Transcribe the data that follows precisely, omitting nothing.

Source records:

☆ ☆ ☆ ☆ ☆ ☆ ☆

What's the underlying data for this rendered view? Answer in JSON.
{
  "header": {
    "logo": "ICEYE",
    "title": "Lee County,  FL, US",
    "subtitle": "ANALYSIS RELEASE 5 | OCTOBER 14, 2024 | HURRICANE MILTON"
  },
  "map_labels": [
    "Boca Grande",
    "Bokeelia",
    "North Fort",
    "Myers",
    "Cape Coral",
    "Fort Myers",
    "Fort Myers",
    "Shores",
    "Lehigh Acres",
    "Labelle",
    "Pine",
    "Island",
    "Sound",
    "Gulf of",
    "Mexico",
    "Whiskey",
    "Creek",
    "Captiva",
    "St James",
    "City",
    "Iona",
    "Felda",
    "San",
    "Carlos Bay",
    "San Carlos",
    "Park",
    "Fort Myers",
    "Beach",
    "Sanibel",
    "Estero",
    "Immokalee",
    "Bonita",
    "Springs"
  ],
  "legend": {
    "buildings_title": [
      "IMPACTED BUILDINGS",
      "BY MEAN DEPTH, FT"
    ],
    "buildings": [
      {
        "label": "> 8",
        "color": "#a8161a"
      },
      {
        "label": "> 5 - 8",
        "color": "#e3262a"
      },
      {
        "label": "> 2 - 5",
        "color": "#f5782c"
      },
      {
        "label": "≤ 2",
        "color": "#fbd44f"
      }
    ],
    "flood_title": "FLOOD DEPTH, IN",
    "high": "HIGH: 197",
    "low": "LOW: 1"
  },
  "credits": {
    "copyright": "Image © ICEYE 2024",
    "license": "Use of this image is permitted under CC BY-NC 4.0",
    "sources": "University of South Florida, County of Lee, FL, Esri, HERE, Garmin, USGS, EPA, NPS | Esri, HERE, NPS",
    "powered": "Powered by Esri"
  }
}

☆ ☆ ☆ ☆ ☆ ☆ ☆

§ **EXERCISE RESPONSE**:
What's the underlying data for this rendered view? Answer in JSON.
{
  "header": {
    "logo": "ICEYE",
    "title": "Lee County,  FL, US",
    "subtitle": "ANALYSIS RELEASE 5 | OCTOBER 14, 2024 | HURRICANE MILTON"
  },
  "map_labels": [
    "Boca Grande",
    "Bokeelia",
    "North Fort",
    "Myers",
    "Cape Coral",
    "Fort Myers",
    "Fort Myers",
    "Shores",
    "Lehigh Acres",
    "Labelle",
    "Pine",
    "Island",
    "Sound",
    "Gulf of",
    "Mexico",
    "Whiskey",
    "Creek",
    "Captiva",
    "St James",
    "City",
    "Iona",
    "Felda",
    "San",
    "Carlos Bay",
    "San Carlos",
    "Park",
    "Fort Myers",
    "Beach",
    "Sanibel",
    "Estero",
    "Immokalee",
    "Bonita",
    "Springs"
  ],
  "legend": {
    "buildings_title": [
      "IMPACTED BUILDINGS",
      "BY MEAN DEPTH, FT"
    ],
    "buildings": [
      {
        "label": "> 8",
        "color": "#a8161a"
      },
      {
        "label": "> 5 - 8",
        "color": "#e3262a"
      },
      {
        "label": "> 2 - 5",
        "color": "#f5782c"
      },
      {
        "label": "≤ 2",
        "color": "#fbd44f"
      }
    ],
    "flood_title": "FLOOD DEPTH, IN",
    "high": "HIGH: 197",
    "low": "LOW: 1"
  },
  "credits": {
    "copyright": "Image © ICEYE 2024",
    "license": "Use of this image is permitted under CC BY-NC 4.0",
    "sources": "University of South Florida, County of Lee, FL, Esri, HERE, Garmin, USGS, EPA, NPS | Esri, HERE, NPS",
    "powered": "Powered by Esri"
  }
}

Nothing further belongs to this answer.